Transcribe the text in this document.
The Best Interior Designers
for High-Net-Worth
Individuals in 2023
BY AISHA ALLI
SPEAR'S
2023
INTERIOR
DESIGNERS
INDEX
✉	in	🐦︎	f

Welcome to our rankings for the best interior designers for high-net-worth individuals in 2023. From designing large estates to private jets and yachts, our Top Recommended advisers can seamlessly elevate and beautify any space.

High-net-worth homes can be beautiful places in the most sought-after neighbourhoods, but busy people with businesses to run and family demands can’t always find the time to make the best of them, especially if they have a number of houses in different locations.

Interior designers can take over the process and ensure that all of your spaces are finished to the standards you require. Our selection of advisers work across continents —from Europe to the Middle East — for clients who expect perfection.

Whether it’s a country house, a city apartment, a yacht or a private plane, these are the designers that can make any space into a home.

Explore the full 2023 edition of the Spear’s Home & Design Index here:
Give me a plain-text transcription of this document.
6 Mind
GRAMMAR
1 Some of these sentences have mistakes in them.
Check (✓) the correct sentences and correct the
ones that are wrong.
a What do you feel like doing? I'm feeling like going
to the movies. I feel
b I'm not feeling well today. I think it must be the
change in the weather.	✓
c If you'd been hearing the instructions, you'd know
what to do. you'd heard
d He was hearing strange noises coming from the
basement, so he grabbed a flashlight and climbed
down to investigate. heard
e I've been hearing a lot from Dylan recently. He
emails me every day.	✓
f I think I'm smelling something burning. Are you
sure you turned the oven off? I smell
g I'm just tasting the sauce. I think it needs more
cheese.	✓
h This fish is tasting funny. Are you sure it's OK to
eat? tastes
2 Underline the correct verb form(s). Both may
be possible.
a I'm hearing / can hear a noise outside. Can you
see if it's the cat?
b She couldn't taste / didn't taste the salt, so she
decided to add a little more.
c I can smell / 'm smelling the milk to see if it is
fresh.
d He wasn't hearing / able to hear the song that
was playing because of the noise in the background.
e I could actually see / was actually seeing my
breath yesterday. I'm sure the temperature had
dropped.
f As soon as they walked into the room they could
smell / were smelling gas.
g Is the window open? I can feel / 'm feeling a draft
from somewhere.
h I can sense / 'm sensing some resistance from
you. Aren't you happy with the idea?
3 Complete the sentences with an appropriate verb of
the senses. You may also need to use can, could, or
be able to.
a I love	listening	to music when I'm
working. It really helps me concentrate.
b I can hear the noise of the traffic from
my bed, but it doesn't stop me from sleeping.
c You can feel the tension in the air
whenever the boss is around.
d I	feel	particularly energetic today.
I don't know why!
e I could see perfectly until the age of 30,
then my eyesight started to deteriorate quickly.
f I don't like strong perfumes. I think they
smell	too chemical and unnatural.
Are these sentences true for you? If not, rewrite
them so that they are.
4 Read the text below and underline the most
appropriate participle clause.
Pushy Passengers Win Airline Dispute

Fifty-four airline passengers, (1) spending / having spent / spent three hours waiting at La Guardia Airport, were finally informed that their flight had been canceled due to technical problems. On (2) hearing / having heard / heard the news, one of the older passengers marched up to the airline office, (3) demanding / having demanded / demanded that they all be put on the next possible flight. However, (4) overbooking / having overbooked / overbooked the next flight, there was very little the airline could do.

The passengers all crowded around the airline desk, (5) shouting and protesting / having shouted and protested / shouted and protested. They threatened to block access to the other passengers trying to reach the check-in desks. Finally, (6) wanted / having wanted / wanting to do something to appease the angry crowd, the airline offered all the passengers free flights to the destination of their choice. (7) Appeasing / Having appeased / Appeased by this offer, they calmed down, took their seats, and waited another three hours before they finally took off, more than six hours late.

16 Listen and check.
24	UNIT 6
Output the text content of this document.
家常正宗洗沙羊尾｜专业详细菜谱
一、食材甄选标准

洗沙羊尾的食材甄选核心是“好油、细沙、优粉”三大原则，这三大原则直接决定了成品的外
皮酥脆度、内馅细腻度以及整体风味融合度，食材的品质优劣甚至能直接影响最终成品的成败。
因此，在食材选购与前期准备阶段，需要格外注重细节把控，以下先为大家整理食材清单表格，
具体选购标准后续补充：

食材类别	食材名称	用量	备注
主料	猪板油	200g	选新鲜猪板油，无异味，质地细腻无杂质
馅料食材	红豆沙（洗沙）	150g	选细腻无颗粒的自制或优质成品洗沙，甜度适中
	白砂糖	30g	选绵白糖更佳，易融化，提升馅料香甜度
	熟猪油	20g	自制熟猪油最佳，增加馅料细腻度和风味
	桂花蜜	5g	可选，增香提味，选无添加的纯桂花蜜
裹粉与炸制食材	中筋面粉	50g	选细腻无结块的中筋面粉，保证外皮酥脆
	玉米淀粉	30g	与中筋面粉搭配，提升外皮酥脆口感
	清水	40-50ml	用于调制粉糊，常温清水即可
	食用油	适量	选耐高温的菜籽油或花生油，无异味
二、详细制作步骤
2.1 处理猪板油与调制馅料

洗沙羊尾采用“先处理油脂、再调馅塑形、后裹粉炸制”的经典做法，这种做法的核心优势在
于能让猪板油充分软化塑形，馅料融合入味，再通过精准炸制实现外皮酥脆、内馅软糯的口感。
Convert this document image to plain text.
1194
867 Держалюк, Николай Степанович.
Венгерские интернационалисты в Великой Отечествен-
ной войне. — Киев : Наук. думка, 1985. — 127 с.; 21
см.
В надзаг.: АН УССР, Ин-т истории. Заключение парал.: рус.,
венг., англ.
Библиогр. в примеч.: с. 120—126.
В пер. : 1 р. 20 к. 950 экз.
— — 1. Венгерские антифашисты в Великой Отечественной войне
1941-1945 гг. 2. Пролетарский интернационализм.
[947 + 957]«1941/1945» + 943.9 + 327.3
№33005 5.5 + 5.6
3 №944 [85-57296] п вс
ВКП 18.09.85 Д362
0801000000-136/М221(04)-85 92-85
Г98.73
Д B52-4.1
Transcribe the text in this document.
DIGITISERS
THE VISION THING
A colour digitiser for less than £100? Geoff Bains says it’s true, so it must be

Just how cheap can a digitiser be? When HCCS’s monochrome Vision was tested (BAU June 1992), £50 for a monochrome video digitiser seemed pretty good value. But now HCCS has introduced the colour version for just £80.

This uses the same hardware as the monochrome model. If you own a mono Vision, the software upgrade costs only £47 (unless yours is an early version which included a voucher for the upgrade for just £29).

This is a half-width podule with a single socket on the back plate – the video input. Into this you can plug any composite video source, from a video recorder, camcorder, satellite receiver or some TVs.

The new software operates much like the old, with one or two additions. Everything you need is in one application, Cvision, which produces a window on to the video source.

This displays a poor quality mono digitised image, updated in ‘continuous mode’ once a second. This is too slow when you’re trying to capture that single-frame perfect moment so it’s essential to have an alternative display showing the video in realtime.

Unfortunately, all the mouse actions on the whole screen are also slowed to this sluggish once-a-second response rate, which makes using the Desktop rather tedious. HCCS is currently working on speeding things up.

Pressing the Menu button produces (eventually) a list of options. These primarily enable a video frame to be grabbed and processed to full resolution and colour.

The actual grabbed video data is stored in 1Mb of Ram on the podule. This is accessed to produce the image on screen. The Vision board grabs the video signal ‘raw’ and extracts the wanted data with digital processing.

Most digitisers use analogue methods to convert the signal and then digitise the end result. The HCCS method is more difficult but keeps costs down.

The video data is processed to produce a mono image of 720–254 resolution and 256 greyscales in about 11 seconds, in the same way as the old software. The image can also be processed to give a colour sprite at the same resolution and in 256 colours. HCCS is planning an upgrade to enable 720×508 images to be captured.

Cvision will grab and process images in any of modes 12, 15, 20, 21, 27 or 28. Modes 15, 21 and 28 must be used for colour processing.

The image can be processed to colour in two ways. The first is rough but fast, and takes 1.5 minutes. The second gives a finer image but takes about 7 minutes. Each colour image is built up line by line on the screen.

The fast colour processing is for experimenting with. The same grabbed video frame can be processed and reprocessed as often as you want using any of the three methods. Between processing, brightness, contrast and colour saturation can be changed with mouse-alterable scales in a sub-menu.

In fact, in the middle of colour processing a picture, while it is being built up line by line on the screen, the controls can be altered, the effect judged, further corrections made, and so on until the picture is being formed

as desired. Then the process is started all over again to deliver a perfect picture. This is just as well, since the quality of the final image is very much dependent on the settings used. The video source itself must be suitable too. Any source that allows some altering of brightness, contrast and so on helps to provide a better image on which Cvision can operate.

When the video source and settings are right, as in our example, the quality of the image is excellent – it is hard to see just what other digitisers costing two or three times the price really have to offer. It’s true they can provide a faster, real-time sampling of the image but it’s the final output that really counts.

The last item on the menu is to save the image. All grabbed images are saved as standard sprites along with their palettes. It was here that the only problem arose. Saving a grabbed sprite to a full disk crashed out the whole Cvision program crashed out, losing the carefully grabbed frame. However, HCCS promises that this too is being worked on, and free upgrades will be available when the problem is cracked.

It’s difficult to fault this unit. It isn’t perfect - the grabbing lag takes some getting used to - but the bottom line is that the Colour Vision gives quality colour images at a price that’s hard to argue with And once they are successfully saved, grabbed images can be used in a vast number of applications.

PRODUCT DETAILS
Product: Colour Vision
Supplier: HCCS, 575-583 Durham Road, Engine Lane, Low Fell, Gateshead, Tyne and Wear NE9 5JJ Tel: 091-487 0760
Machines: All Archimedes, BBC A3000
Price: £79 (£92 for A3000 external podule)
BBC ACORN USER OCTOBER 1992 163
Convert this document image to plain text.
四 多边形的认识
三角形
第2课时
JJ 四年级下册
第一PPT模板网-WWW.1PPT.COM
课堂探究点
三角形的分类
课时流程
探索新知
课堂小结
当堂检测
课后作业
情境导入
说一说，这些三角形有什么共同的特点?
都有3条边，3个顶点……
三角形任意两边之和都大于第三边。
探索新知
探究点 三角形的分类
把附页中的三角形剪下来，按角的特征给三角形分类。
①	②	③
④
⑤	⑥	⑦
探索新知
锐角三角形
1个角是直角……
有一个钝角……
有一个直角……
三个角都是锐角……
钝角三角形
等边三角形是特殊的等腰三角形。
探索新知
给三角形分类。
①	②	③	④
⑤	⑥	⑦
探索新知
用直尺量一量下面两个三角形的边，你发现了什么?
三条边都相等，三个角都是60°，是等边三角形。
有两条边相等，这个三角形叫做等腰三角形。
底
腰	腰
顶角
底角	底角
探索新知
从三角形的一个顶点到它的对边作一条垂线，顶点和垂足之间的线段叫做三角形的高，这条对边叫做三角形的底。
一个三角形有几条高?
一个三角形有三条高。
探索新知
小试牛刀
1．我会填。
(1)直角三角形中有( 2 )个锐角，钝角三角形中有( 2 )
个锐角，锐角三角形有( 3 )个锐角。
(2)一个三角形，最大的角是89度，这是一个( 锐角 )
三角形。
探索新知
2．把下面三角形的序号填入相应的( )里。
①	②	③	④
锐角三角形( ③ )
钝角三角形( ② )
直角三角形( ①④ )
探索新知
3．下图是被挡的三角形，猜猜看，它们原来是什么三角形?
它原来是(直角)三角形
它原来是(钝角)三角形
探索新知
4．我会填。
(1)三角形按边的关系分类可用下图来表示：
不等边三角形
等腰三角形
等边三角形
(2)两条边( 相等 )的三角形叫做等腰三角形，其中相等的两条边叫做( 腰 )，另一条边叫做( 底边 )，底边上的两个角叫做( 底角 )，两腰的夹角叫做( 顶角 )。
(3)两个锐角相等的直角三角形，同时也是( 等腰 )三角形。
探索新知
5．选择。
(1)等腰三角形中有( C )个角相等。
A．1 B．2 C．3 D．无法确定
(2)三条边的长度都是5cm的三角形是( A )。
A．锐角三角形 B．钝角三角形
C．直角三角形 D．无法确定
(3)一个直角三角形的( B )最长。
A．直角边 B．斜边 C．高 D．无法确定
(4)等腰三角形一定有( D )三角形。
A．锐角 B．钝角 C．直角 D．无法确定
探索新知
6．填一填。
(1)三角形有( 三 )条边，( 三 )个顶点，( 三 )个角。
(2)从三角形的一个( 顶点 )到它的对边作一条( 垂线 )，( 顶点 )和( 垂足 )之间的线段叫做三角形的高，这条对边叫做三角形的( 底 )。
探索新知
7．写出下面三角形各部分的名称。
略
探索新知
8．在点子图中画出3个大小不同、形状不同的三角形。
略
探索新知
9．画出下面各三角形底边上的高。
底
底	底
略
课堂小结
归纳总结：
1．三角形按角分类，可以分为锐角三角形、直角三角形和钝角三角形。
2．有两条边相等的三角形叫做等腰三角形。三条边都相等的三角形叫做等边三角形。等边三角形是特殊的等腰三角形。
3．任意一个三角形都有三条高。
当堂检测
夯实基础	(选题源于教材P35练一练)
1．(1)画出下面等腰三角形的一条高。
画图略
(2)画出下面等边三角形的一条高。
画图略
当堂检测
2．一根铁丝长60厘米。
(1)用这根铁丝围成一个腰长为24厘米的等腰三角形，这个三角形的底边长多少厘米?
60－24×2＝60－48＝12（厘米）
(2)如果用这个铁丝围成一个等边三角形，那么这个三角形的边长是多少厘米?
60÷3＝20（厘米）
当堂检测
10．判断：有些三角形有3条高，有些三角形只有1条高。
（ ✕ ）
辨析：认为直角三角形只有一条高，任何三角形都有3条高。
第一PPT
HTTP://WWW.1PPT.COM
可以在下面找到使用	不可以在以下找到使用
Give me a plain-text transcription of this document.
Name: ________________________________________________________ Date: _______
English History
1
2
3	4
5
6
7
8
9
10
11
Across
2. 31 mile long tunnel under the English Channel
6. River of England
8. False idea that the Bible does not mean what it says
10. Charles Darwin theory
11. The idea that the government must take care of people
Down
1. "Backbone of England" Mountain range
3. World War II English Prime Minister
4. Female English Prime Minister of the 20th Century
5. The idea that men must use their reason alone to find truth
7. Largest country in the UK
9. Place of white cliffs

★ ★ ★ ★ ★ ★ ★

_Short task_
In the records above, locate every line with the string "Венгерские" and copy it.

_Full response_
Венгерские интернационалисты в Великой Отечествен-
— — 1. Венгерские антифашисты в Великой Отечественной войне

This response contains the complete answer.